**Problem to solve**
Give the total number of lines with the word "Criteria" in them, and no other words.

**Information provided**
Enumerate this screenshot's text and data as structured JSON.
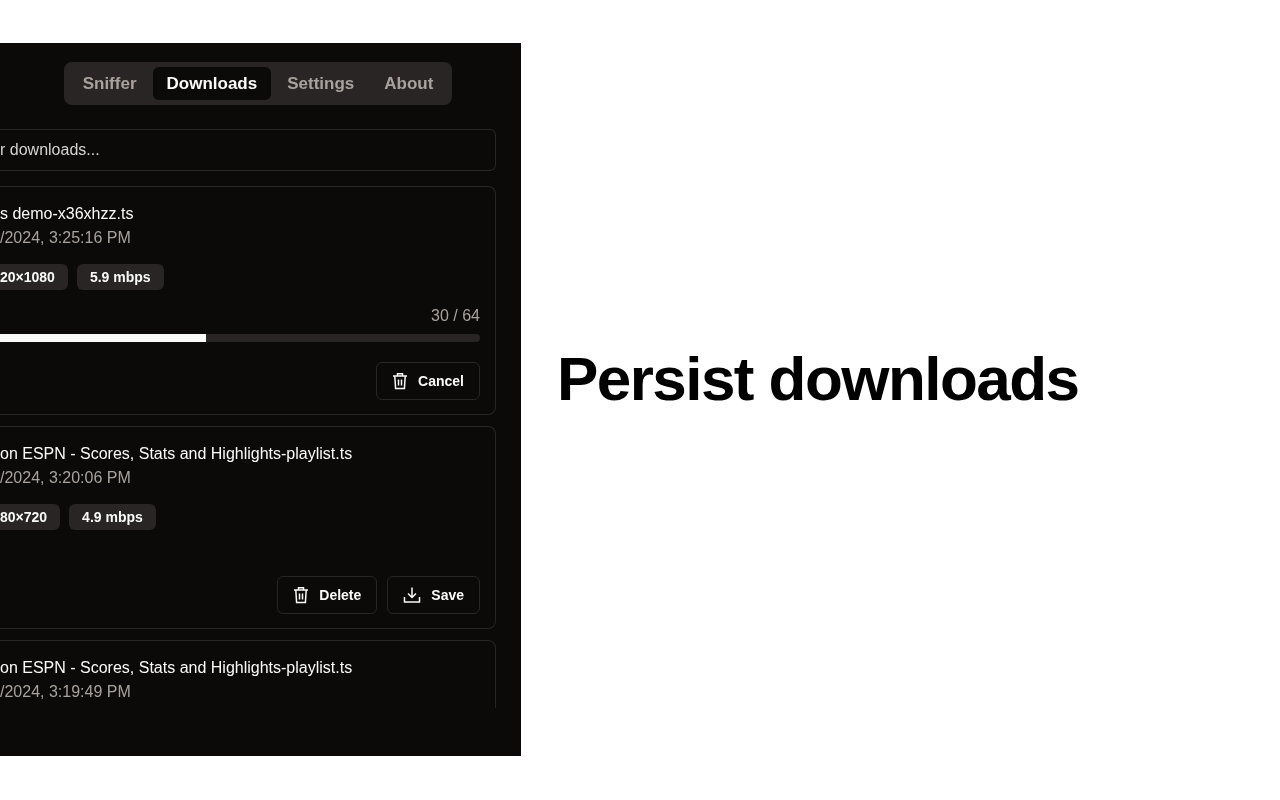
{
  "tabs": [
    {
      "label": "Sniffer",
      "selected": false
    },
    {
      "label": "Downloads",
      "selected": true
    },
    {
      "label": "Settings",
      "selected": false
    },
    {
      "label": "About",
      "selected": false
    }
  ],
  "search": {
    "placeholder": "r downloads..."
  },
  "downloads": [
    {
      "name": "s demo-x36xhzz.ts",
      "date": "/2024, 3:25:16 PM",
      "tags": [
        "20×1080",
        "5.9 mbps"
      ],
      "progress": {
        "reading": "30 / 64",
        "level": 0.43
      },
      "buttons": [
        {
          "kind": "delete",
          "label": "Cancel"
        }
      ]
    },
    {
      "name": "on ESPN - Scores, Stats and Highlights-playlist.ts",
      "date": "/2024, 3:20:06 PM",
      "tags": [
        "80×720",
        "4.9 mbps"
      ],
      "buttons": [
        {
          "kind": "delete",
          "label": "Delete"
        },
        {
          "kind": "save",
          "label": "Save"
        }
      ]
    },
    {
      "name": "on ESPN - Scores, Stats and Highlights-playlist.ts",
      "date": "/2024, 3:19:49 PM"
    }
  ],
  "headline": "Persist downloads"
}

==

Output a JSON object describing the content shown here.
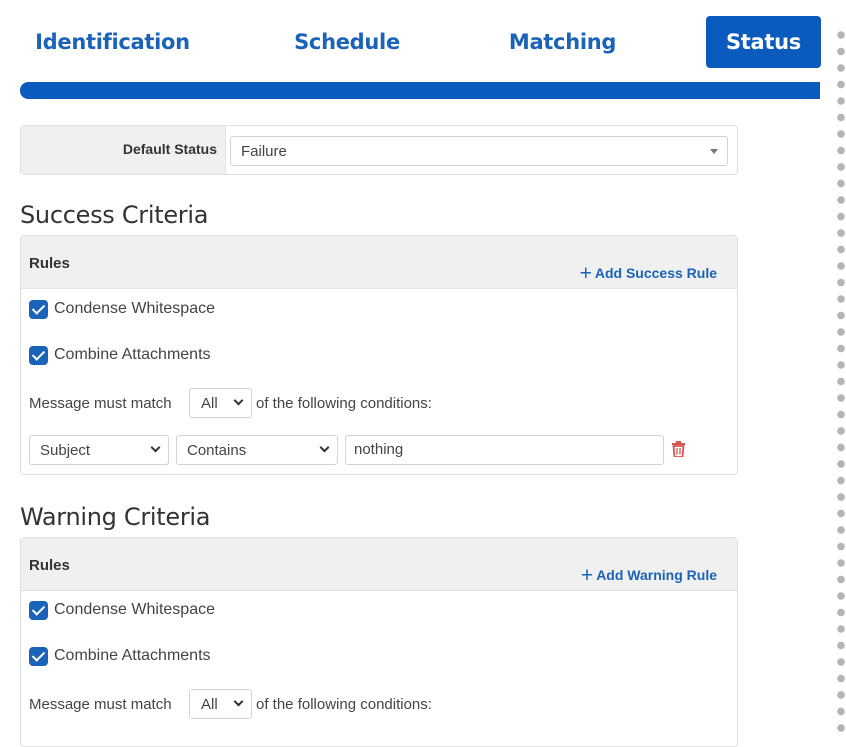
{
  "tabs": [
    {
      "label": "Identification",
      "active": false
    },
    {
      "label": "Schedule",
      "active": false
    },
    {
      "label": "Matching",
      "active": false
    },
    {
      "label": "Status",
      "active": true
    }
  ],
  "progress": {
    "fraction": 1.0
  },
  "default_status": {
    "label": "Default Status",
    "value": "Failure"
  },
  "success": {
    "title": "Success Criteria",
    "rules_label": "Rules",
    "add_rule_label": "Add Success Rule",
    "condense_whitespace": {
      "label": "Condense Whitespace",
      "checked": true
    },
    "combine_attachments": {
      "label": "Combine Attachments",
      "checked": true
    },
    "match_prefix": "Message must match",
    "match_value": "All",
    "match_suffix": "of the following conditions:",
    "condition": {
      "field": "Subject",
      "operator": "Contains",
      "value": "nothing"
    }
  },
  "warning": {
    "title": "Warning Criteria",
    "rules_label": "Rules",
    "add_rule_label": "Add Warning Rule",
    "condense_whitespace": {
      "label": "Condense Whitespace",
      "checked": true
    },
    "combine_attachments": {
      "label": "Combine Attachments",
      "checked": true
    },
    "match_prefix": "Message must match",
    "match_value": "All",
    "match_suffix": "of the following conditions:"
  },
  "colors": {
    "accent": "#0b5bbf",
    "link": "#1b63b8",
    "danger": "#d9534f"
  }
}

**Solution to the exercise**
2